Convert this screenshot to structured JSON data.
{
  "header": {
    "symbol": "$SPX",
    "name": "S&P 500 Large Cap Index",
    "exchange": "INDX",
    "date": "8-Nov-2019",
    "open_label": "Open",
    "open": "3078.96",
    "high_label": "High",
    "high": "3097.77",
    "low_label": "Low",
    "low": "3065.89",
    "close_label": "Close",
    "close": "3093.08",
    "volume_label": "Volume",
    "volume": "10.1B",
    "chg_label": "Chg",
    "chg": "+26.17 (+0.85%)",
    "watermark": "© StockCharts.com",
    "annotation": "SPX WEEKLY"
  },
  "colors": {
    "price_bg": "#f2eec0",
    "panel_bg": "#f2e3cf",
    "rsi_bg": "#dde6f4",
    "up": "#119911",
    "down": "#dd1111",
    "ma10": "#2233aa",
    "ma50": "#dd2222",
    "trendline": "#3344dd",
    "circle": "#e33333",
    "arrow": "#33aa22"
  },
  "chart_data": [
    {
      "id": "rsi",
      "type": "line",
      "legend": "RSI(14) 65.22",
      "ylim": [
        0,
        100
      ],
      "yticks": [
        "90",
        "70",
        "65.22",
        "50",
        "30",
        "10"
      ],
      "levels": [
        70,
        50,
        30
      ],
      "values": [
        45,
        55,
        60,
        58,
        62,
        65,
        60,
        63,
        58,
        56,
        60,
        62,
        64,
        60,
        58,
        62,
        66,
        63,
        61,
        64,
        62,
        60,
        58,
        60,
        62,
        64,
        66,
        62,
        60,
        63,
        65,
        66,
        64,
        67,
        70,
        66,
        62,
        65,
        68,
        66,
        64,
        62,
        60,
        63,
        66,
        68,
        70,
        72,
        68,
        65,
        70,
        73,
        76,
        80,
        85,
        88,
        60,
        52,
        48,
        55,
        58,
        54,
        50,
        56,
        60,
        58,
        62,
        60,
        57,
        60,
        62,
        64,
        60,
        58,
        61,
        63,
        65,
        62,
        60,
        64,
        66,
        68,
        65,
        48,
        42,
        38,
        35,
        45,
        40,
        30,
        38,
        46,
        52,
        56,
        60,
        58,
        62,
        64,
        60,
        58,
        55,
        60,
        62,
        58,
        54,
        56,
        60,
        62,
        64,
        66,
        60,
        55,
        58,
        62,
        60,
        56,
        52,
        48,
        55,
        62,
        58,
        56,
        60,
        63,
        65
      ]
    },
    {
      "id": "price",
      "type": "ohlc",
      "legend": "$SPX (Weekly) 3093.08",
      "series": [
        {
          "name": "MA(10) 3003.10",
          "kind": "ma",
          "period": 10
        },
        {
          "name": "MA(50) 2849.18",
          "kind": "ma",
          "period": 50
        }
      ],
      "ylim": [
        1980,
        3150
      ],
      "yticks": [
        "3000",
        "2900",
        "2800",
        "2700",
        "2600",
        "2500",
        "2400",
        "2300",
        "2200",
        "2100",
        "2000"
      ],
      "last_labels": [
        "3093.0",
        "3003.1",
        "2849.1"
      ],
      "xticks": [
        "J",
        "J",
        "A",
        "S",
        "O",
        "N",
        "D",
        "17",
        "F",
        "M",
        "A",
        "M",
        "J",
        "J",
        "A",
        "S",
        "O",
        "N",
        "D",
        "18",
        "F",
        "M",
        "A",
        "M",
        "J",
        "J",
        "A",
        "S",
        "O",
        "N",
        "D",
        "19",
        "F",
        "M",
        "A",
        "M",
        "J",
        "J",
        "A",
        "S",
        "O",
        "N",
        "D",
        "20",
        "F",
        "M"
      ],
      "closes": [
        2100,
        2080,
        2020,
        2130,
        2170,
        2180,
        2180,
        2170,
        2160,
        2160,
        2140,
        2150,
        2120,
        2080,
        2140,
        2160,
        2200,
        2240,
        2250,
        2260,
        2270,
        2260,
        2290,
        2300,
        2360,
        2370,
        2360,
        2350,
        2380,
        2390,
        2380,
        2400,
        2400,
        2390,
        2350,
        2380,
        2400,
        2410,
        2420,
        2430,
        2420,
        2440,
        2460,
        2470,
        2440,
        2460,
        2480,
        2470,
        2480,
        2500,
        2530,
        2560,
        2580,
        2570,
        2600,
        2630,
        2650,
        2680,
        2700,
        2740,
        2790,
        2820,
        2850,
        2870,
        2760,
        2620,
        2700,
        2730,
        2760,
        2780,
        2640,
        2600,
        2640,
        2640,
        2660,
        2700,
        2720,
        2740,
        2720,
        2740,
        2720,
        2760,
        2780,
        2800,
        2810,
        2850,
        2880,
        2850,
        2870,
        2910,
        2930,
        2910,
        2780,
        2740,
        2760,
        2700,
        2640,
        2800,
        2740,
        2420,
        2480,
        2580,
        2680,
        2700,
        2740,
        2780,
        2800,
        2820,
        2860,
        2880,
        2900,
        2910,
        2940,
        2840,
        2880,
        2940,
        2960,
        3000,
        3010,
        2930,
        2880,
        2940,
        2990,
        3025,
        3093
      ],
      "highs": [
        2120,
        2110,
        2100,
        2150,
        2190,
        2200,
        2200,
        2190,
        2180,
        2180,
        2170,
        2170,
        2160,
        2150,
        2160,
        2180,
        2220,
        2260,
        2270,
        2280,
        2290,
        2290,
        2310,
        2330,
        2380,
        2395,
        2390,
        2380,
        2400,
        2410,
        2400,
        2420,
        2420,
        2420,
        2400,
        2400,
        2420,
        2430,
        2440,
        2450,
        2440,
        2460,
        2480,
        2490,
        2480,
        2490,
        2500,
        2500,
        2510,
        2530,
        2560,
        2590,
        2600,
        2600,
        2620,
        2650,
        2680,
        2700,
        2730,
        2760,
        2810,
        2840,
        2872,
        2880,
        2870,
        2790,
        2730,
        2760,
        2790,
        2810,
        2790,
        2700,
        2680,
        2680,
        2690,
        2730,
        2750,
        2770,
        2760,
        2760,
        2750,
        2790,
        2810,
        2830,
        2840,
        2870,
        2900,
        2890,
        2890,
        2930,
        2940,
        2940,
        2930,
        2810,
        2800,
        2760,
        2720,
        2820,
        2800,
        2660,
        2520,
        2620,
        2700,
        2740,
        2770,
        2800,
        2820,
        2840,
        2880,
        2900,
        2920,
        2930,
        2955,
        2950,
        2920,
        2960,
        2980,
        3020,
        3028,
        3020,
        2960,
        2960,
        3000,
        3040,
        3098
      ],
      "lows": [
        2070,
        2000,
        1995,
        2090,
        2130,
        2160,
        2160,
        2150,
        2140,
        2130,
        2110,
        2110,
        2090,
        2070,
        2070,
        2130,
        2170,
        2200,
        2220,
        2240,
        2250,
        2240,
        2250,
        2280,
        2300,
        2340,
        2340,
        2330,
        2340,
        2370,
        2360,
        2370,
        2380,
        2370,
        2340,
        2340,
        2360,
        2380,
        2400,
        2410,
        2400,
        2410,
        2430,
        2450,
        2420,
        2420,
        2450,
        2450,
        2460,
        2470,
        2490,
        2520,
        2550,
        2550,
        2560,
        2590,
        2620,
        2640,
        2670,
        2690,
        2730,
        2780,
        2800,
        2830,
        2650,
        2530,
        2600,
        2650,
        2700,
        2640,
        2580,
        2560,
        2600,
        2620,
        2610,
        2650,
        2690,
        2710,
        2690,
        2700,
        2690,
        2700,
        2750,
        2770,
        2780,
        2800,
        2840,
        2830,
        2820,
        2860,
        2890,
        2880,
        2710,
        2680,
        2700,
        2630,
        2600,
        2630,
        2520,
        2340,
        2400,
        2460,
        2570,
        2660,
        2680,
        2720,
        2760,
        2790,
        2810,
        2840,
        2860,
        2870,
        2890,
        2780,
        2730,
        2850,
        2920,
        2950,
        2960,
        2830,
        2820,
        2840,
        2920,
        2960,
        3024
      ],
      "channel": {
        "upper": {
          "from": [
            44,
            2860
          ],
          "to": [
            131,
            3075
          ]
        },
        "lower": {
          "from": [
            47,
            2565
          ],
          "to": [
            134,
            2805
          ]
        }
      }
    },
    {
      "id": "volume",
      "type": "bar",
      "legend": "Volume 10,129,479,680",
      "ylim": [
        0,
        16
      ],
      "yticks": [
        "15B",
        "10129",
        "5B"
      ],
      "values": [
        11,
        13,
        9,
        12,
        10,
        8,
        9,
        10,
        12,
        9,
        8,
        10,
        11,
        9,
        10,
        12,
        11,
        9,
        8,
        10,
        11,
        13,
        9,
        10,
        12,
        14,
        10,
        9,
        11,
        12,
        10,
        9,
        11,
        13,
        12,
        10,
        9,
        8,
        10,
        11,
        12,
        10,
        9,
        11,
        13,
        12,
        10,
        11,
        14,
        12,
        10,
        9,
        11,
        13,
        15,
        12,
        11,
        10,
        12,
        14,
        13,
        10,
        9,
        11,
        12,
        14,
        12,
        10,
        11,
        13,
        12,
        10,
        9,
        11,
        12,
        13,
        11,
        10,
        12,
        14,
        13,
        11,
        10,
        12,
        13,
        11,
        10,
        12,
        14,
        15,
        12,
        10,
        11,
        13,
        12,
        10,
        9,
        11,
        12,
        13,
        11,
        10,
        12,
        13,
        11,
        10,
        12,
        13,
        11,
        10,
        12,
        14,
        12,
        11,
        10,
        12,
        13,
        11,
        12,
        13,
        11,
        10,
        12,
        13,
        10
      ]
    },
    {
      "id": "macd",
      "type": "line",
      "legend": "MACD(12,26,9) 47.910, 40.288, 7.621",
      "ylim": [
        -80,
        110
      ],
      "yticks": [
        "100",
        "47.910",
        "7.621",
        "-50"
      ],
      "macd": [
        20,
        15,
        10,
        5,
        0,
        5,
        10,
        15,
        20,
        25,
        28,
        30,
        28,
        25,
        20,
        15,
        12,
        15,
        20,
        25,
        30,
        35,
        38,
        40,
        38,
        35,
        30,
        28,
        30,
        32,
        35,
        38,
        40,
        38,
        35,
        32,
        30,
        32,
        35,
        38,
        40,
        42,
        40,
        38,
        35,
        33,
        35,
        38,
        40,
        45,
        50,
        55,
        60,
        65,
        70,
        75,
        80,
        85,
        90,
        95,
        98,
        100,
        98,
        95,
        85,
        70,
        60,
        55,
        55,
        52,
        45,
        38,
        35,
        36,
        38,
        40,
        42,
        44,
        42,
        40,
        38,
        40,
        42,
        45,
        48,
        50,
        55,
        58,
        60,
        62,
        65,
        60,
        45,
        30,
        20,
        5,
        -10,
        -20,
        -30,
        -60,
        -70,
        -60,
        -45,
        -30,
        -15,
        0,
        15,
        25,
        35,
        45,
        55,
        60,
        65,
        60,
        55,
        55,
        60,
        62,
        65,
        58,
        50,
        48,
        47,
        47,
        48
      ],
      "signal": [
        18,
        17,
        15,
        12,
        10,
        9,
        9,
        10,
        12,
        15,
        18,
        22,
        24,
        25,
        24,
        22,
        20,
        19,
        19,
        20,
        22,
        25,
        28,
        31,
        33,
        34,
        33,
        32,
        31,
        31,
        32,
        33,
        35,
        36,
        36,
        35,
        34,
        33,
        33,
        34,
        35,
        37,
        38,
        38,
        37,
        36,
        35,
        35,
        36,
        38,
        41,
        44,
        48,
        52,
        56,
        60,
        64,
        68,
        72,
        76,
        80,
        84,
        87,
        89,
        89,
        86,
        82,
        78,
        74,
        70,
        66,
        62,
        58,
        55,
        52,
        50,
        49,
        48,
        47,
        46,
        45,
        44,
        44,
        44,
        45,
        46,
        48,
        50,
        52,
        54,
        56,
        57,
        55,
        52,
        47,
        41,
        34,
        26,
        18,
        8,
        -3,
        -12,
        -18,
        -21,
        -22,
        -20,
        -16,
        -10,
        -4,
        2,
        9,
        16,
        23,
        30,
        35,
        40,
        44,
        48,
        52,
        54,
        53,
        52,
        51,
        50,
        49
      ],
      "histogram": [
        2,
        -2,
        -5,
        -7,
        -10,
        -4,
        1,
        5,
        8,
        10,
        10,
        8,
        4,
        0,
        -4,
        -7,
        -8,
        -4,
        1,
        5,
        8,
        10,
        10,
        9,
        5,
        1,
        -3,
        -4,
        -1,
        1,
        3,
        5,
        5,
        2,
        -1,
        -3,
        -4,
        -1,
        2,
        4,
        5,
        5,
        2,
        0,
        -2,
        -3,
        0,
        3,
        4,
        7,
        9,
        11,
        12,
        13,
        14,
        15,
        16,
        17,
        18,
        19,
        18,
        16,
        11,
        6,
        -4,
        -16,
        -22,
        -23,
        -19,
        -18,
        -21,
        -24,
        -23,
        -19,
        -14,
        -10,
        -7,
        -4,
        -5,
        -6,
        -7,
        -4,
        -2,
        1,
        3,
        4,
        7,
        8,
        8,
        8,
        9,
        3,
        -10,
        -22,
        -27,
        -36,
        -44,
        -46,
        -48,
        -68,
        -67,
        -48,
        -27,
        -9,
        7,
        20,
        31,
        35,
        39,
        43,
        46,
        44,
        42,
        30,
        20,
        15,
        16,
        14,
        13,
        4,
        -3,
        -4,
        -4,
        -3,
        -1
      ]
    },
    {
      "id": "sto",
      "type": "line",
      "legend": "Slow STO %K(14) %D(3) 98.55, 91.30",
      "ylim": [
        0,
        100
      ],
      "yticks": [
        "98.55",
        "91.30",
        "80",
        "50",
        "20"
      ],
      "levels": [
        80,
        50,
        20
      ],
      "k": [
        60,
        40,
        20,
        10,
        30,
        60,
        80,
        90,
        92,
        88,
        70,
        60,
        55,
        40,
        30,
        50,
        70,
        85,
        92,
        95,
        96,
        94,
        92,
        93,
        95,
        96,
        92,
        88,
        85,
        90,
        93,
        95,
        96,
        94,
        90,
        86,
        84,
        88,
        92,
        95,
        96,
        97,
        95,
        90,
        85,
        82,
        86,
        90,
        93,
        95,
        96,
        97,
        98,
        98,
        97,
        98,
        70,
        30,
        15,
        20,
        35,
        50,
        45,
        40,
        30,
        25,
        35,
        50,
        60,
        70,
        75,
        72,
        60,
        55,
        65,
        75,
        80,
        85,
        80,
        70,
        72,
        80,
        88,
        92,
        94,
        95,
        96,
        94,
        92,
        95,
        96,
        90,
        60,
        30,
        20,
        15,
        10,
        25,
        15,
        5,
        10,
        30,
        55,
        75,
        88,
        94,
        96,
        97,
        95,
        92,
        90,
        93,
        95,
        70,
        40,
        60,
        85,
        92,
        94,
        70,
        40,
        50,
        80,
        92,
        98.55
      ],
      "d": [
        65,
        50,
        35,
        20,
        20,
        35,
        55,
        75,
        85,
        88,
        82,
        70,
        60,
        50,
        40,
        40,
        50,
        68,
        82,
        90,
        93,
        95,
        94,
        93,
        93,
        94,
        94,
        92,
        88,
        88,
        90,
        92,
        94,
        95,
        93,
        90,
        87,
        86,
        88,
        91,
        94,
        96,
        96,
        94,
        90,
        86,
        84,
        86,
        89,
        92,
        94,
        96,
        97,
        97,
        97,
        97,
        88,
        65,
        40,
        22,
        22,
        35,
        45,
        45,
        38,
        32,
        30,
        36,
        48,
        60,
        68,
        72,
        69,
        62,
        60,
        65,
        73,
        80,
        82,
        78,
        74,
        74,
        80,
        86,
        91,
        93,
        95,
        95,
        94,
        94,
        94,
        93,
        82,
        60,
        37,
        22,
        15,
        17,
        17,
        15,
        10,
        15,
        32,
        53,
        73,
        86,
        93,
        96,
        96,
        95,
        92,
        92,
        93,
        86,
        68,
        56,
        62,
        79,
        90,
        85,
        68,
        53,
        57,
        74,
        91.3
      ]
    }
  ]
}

::::

◆ **GIVEN INSTRUCTION**:
The records are above. How many lines in them contain the word "name"? Give the number alone.

◆ **EXERCISE SOLUTION**:
3